** Start Listed entries **

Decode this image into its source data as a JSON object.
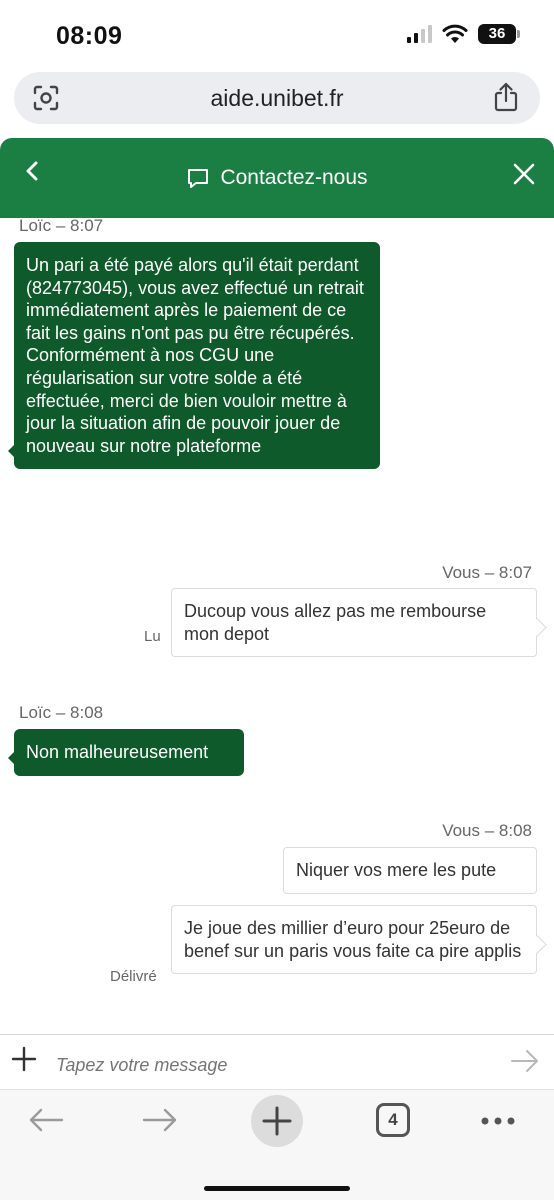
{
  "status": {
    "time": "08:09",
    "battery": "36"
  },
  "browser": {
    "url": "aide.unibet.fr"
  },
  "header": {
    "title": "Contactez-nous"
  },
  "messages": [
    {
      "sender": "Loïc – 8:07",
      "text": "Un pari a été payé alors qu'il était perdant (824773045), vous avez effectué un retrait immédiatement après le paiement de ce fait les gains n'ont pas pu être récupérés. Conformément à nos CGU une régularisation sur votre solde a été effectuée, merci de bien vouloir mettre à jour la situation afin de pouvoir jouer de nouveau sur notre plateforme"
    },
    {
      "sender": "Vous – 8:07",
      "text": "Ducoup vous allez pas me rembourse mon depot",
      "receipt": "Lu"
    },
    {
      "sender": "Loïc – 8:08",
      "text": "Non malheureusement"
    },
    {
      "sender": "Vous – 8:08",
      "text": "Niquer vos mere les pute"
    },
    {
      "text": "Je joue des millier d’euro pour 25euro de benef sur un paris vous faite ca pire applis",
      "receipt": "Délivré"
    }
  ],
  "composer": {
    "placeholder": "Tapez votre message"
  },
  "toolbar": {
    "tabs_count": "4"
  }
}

** End Listed entries **

— Task prompt —
Select every line of the records holding the string "votre".

— Answer in full —
      "text": "Un pari a été payé alors qu'il était perdant (824773045), vous avez effectué un retrait immédiatement après le paiement de ce fait les gains n'ont pas pu être récupérés. Conformément à nos CGU une régularisation sur votre solde a été effectuée, merci de bien vouloir mettre à jour la situation afin de pouvoir jouer de nouveau sur notre plateforme"
    "placeholder": "Tapez votre message"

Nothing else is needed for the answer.